Data listing:
- - - -
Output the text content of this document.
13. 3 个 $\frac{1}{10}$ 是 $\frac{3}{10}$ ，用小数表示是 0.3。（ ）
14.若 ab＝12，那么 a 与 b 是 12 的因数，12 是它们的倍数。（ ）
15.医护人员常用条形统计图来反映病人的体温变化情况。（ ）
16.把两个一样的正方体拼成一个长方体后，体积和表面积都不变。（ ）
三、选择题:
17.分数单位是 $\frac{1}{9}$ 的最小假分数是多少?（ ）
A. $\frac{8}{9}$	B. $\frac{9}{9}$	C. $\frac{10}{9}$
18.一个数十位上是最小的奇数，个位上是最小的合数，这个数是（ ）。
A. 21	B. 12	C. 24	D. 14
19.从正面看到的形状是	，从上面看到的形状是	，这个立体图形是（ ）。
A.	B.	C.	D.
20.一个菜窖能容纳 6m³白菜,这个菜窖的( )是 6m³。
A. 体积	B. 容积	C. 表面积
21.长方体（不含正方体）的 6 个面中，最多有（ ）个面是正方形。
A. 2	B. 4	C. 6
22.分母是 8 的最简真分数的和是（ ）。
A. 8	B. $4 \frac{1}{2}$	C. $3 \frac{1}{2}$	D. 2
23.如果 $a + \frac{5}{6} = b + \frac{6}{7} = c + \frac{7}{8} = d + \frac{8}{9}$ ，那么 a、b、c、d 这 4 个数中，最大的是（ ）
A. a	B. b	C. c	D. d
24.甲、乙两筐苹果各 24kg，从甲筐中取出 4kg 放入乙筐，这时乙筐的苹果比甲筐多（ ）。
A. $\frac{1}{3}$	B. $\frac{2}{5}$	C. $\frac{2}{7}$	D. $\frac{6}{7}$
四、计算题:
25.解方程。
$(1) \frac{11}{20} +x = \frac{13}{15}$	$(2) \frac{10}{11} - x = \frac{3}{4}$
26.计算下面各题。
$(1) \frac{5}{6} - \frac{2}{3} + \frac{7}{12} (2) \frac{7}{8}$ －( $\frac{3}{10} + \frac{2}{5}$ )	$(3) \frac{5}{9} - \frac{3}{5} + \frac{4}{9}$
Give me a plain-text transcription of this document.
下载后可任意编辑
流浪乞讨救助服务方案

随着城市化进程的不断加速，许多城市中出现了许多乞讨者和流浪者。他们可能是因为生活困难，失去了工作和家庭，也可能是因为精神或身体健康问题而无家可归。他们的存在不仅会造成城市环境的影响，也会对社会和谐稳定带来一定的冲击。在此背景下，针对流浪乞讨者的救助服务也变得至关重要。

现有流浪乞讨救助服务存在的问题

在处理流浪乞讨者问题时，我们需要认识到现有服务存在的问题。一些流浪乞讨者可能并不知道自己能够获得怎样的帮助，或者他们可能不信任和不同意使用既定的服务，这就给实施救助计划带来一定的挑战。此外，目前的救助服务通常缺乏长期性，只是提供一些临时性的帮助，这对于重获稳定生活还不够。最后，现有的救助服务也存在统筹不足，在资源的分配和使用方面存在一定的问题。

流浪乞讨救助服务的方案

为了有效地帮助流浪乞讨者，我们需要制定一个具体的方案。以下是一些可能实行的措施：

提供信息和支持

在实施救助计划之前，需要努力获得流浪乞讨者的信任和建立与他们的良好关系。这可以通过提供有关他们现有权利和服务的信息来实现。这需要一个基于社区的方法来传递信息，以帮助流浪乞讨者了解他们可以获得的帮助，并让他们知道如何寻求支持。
- - - -
◆ Task goal: Copy out every line of the data above, exactly as given.

◆ Answer:
Output the text content of this document.
13. 3 个 $\frac{1}{10}$ 是 $\frac{3}{10}$ ，用小数表示是 0.3。（ ）
14.若 ab＝12，那么 a 与 b 是 12 的因数，12 是它们的倍数。（ ）
15.医护人员常用条形统计图来反映病人的体温变化情况。（ ）
16.把两个一样的正方体拼成一个长方体后，体积和表面积都不变。（ ）
三、选择题:
17.分数单位是 $\frac{1}{9}$ 的最小假分数是多少?（ ）
A. $\frac{8}{9}$	B. $\frac{9}{9}$	C. $\frac{10}{9}$
18.一个数十位上是最小的奇数，个位上是最小的合数，这个数是（ ）。
A. 21	B. 12	C. 24	D. 14
19.从正面看到的形状是	，从上面看到的形状是	，这个立体图形是（ ）。
A.	B.	C.	D.
20.一个菜窖能容纳 6m³白菜,这个菜窖的( )是 6m³。
A. 体积	B. 容积	C. 表面积
21.长方体（不含正方体）的 6 个面中，最多有（ ）个面是正方形。
A. 2	B. 4	C. 6
22.分母是 8 的最简真分数的和是（ ）。
A. 8	B. $4 \frac{1}{2}$	C. $3 \frac{1}{2}$	D. 2
23.如果 $a + \frac{5}{6} = b + \frac{6}{7} = c + \frac{7}{8} = d + \frac{8}{9}$ ，那么 a、b、c、d 这 4 个数中，最大的是（ ）
A. a	B. b	C. c	D. d
24.甲、乙两筐苹果各 24kg，从甲筐中取出 4kg 放入乙筐，这时乙筐的苹果比甲筐多（ ）。
A. $\frac{1}{3}$	B. $\frac{2}{5}$	C. $\frac{2}{7}$	D. $\frac{6}{7}$
四、计算题:
25.解方程。
$(1) \frac{11}{20} +x = \frac{13}{15}$	$(2) \frac{10}{11} - x = \frac{3}{4}$
26.计算下面各题。
$(1) \frac{5}{6} - \frac{2}{3} + \frac{7}{12} (2) \frac{7}{8}$ －( $\frac{3}{10} + \frac{2}{5}$ )	$(3) \frac{5}{9} - \frac{3}{5} + \frac{4}{9}$
Give me a plain-text transcription of this document.
下载后可任意编辑
流浪乞讨救助服务方案

随着城市化进程的不断加速，许多城市中出现了许多乞讨者和流浪者。他们可能是因为生活困难，失去了工作和家庭，也可能是因为精神或身体健康问题而无家可归。他们的存在不仅会造成城市环境的影响，也会对社会和谐稳定带来一定的冲击。在此背景下，针对流浪乞讨者的救助服务也变得至关重要。

现有流浪乞讨救助服务存在的问题

在处理流浪乞讨者问题时，我们需要认识到现有服务存在的问题。一些流浪乞讨者可能并不知道自己能够获得怎样的帮助，或者他们可能不信任和不同意使用既定的服务，这就给实施救助计划带来一定的挑战。此外，目前的救助服务通常缺乏长期性，只是提供一些临时性的帮助，这对于重获稳定生活还不够。最后，现有的救助服务也存在统筹不足，在资源的分配和使用方面存在一定的问题。

流浪乞讨救助服务的方案

为了有效地帮助流浪乞讨者，我们需要制定一个具体的方案。以下是一些可能实行的措施：

提供信息和支持

在实施救助计划之前，需要努力获得流浪乞讨者的信任和建立与他们的良好关系。这可以通过提供有关他们现有权利和服务的信息来实现。这需要一个基于社区的方法来传递信息，以帮助流浪乞讨者了解他们可以获得的帮助，并让他们知道如何寻求支持。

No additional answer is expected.